▶ Brief a
Reproduce the rows of Block 1 without changes. Begin at the line that contains "- sec3-heading: To" and stop after the line that contains "- left-column: To".

▶ Document passage
--*--
Prising open that pork barrel again? Nah, it's never been closed


UK tax collector Her Majesty's Revenue & Customs wants to reboot its supply chain by opening up its entire £900m annual IT budget to the wider supplier landscape via a new Technology Sourcing Programme (TSP).

In a tender document published today, HMRC, which is responsible for the collection of £600bn in tax annually, said it was "breaking down and addressing" the spending plan with TSP, which will kick off with a "market engagement event" on 12 October.

At the event, HMRC said it intends to describe the strategy and plans for the programme.

HMRC said the programme would aim to "deliver a step change in how HMRC delivers IT, works with IT suppliers to procure and utilise technology and how we work more broadly as an organisation".

The "ambition is to be one of the most digitally advanced tax authorities in the world and technology is at the heart of its transformation". Seasoned observers of HMRC IT strategy could be forgiven for rolling their eyes at such platitudes.

In 2016, HMRC set out to replace its £10bn Aspire IT contract with Capgemini and Fujitsu through a procurement that was expected to interest smaller and medium-sized companies, as well as larger providers, in a transition said to be fraught with risk. The department had already said it would save £200m renegotiating its Aspire outsourcing contract from 2012 during the age of austerity.
--*--
▶ Brief b
List every sum of money in pounds that the HMRC IT sourcing passage mentions.
--*--
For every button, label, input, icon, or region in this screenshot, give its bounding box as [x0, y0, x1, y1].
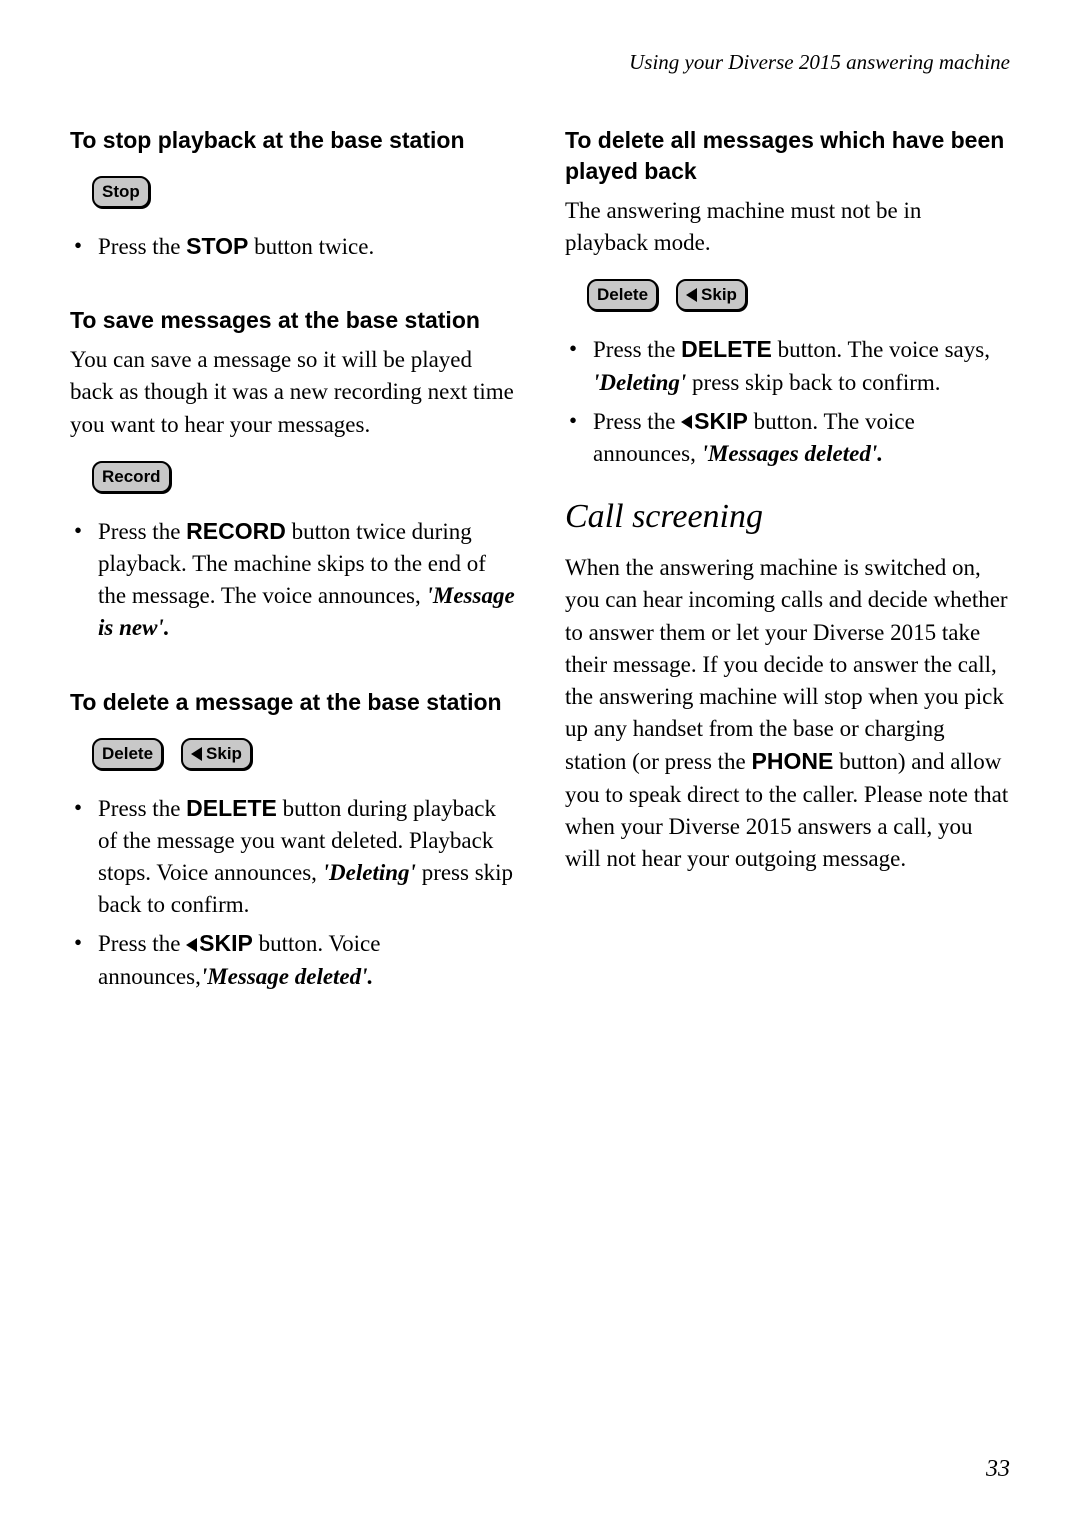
- sec3-heading: To delete a message at the base station: [70, 687, 515, 718]
- ital: 'Messages deleted'.: [702, 441, 883, 466]
- ital: 'Deleting': [323, 860, 416, 885]
- text: Press the: [593, 409, 681, 434]
- bold: DELETE: [186, 795, 277, 821]
- text: When the answering machine is switched o…: [565, 555, 1008, 774]
- skip-button-label: Skip: [206, 744, 242, 764]
- right-column: To delete all messages which have been p…: [565, 125, 1010, 1013]
- sec2-buttons: Record: [92, 461, 515, 493]
- skip-button-label: Skip: [701, 285, 737, 305]
- sec2-heading: To save messages at the base station: [70, 305, 515, 336]
- sec2-bullets: Press the RECORD button twice during pla…: [70, 515, 515, 645]
- call-screening-para: When the answering machine is switched o…: [565, 552, 1010, 875]
- r-sec1-bullet-2: Press the SKIP button. The voice announc…: [593, 405, 1010, 470]
- stop-button: Stop: [92, 176, 150, 208]
- r-sec1-intro: The answering machine must not be in pla…: [565, 195, 1010, 259]
- delete-button: Delete: [587, 279, 658, 311]
- bold: STOP: [186, 233, 248, 259]
- left-column: To stop playback at the base station Sto…: [70, 125, 515, 1013]
- sec1-bullet-1: Press the STOP button twice.: [98, 230, 515, 263]
- sec1-heading: To stop playback at the base station: [70, 125, 515, 156]
- sec1-buttons: Stop: [92, 176, 515, 208]
- text: Press the: [98, 796, 186, 821]
- record-button: Record: [92, 461, 171, 493]
- call-screening-heading: Call screening: [565, 498, 1010, 536]
- text: Press the: [98, 234, 186, 259]
- bold: PHONE: [752, 748, 834, 774]
- sec2-bullet-1: Press the RECORD button twice during pla…: [98, 515, 515, 645]
- text: press skip back to confirm.: [686, 370, 940, 395]
- record-button-label: Record: [102, 467, 161, 487]
- content-columns: To stop playback at the base station Sto…: [70, 125, 1010, 1013]
- bold: RECORD: [186, 518, 286, 544]
- delete-button: Delete: [92, 738, 163, 770]
- sec3-buttons: Delete Skip: [92, 738, 515, 770]
- text: Press the: [98, 931, 186, 956]
- left-triangle-icon: [191, 747, 202, 761]
- page-number: 33: [986, 1456, 1010, 1483]
- sec2-intro: You can save a message so it will be pla…: [70, 344, 515, 441]
- r-sec1-buttons: Delete Skip: [587, 279, 1010, 311]
- sec3-bullet-1: Press the DELETE button during playback …: [98, 792, 515, 922]
- stop-button-label: Stop: [102, 182, 140, 202]
- delete-button-label: Delete: [102, 744, 153, 764]
- r-sec1-bullets: Press the DELETE button. The voice says,…: [565, 333, 1010, 470]
- text: button. The voice says,: [772, 337, 990, 362]
- bold: SKIP: [199, 930, 253, 956]
- sec3-bullets: Press the DELETE button during playback …: [70, 792, 515, 993]
- text: Press the: [593, 337, 681, 362]
- left-triangle-icon: [681, 415, 692, 429]
- r-sec1-heading: To delete all messages which have been p…: [565, 125, 1010, 187]
- left-triangle-icon: [186, 938, 197, 952]
- skip-button: Skip: [181, 738, 252, 770]
- sec3-bullet-2: Press the SKIP button. Voice announces,'…: [98, 927, 515, 992]
- bold: DELETE: [681, 336, 772, 362]
- left-triangle-icon: [686, 288, 697, 302]
- page-header: Using your Diverse 2015 answering machin…: [70, 50, 1010, 75]
- bold: SKIP: [694, 408, 748, 434]
- skip-button: Skip: [676, 279, 747, 311]
- text: Press the: [98, 519, 186, 544]
- ital: 'Message deleted'.: [201, 964, 373, 989]
- r-sec1-bullet-1: Press the DELETE button. The voice says,…: [593, 333, 1010, 398]
- ital: 'Deleting': [593, 370, 686, 395]
- sec1-bullets: Press the STOP button twice.: [70, 230, 515, 263]
- delete-button-label: Delete: [597, 285, 648, 305]
- text: button twice.: [248, 234, 374, 259]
--*--
▶ Task response a
- sec3-heading: To delete a message at the base station: [70, 687, 515, 718]
- ital: 'Messages deleted'.: [702, 441, 883, 466]
- ital: 'Deleting': [323, 860, 416, 885]
- text: Press the: [593, 409, 681, 434]
- bold: DELETE: [186, 795, 277, 821]
- text: When the answering machine is switched o…: [565, 555, 1008, 774]
- skip-button-label: Skip: [206, 744, 242, 764]
- right-column: To delete all messages which have been p…: [565, 125, 1010, 1013]
- sec2-buttons: Record: [92, 461, 515, 493]
- skip-button-label: Skip: [701, 285, 737, 305]
- sec2-heading: To save messages at the base station: [70, 305, 515, 336]
- sec2-bullets: Press the RECORD button twice during pla…: [70, 515, 515, 645]
- call-screening-para: When the answering machine is switched o…: [565, 552, 1010, 875]
- r-sec1-bullet-2: Press the SKIP button. The voice announc…: [593, 405, 1010, 470]
- stop-button: Stop: [92, 176, 150, 208]
- r-sec1-intro: The answering machine must not be in pla…: [565, 195, 1010, 259]
- delete-button: Delete: [587, 279, 658, 311]
- bold: STOP: [186, 233, 248, 259]
- left-column: To stop playback at the base station Sto…: [70, 125, 515, 1013]

▶ Task response b
£900m
£600bn
£10bn
£200m